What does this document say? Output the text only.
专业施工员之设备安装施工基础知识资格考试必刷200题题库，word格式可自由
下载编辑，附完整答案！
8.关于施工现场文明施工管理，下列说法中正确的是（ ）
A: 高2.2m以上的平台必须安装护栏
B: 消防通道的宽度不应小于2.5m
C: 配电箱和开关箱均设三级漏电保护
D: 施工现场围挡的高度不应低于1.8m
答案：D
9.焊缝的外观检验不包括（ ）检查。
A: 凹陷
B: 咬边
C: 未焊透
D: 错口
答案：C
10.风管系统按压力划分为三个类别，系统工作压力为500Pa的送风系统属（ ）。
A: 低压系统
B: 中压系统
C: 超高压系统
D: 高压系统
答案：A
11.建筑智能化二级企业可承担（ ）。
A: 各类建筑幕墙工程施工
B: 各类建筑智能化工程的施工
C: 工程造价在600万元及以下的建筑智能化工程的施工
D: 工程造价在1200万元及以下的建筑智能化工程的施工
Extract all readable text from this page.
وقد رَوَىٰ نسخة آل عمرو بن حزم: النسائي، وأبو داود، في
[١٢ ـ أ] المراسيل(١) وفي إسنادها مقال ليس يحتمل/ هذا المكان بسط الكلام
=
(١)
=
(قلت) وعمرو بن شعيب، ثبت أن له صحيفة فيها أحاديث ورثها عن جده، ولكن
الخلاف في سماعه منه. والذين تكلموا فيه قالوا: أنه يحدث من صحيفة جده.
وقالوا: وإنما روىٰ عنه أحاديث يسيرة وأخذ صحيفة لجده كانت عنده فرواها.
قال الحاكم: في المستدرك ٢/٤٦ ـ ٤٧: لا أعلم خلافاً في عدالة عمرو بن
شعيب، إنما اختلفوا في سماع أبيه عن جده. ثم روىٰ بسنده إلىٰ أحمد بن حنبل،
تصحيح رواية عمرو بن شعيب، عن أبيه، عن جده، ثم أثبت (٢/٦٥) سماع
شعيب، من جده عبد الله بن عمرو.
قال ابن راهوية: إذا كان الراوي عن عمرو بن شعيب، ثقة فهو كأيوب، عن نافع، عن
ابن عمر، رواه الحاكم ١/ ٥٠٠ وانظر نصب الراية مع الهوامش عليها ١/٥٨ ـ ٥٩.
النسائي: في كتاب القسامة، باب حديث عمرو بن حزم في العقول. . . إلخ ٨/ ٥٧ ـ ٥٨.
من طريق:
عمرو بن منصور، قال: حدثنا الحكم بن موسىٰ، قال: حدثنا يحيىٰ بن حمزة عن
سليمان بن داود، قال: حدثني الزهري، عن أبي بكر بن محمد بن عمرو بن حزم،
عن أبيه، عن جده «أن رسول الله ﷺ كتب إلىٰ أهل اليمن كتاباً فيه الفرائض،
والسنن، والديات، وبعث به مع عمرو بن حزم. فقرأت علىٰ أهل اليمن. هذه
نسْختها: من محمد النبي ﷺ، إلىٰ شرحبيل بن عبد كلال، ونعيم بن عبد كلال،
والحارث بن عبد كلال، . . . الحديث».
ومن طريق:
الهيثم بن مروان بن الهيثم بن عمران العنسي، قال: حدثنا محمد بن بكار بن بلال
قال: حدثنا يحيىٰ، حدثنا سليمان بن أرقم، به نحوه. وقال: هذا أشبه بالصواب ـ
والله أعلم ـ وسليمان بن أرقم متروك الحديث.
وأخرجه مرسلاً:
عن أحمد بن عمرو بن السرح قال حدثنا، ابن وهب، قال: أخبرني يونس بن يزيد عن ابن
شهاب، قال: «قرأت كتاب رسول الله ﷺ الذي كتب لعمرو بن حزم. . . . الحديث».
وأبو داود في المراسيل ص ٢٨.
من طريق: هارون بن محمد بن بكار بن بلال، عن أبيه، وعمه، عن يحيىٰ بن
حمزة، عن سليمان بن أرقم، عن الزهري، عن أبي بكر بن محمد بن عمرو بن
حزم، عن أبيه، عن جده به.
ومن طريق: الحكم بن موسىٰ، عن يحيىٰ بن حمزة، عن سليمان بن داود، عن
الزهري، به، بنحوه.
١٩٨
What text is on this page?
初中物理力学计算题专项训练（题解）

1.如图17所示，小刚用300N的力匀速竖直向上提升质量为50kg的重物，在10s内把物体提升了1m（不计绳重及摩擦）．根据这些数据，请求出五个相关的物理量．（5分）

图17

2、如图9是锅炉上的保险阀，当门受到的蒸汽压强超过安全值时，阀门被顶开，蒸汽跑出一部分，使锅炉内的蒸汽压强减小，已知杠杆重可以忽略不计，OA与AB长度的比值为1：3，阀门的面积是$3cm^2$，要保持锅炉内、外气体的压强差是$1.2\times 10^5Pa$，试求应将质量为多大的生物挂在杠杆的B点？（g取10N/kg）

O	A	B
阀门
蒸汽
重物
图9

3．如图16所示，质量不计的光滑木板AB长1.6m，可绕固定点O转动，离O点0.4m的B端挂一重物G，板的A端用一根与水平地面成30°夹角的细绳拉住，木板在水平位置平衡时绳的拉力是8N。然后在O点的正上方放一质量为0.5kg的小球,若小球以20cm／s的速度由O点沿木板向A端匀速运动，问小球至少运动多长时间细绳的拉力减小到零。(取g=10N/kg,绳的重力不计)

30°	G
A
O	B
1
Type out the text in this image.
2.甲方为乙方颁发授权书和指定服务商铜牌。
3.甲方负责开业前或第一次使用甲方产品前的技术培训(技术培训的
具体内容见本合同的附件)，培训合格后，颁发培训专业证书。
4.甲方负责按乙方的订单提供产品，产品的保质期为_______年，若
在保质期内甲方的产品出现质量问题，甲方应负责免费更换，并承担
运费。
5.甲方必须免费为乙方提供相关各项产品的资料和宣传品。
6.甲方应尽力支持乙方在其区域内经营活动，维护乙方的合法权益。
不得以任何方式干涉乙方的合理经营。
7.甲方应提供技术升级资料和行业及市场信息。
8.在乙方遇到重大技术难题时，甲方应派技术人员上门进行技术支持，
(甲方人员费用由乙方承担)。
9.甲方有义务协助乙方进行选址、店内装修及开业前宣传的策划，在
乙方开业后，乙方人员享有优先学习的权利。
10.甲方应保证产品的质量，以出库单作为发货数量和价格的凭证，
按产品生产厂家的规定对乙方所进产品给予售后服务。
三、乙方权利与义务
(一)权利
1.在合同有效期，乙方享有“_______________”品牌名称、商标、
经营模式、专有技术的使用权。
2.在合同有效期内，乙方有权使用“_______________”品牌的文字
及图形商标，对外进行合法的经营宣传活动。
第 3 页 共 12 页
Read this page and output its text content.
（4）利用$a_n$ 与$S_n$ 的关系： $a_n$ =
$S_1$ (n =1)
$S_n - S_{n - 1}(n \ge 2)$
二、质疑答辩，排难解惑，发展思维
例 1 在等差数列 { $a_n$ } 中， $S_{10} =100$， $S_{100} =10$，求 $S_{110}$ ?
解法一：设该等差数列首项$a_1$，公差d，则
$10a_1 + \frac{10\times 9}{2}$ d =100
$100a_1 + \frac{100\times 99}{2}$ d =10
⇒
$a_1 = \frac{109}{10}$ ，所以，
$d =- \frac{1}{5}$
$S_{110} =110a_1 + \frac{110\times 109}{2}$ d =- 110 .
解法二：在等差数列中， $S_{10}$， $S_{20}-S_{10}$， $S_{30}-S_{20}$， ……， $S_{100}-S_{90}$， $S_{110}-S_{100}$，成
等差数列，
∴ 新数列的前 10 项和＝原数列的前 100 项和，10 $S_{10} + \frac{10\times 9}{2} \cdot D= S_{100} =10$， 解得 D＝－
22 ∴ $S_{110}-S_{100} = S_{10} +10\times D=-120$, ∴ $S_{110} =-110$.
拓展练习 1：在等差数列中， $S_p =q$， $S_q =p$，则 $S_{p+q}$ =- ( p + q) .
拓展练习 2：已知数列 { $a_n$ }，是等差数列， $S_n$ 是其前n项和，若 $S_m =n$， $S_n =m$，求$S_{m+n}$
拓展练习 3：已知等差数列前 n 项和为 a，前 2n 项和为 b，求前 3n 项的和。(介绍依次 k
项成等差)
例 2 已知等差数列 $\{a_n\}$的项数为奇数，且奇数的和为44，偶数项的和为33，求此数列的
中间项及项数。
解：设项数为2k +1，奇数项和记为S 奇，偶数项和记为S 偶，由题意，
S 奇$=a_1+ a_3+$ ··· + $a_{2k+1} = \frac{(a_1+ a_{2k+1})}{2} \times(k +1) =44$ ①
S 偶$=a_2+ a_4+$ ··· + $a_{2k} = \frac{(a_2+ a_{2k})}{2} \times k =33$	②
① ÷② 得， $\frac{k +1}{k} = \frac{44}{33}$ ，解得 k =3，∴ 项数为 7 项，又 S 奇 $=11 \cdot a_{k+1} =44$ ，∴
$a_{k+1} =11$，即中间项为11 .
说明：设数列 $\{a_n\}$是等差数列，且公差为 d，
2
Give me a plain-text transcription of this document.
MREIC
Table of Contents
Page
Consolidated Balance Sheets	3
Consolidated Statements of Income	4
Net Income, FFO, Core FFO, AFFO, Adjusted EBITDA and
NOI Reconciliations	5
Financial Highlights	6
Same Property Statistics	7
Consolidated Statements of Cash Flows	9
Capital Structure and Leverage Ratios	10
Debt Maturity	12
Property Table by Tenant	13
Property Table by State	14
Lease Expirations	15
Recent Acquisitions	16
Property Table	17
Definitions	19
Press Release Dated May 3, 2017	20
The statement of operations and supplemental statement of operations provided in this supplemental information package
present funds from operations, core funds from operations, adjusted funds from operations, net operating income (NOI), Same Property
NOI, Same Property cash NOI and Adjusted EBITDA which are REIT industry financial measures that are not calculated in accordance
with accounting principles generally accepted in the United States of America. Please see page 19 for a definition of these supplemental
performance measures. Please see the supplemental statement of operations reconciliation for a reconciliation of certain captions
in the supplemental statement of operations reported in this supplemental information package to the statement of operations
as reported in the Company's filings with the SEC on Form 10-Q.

◇ ◇ ◇ ◇ ◇ ◇ ◇

Exercise task: Tally the lines of the preceding listing in which the word "أحاديث" appears; state nothing but the total.

Reply: 2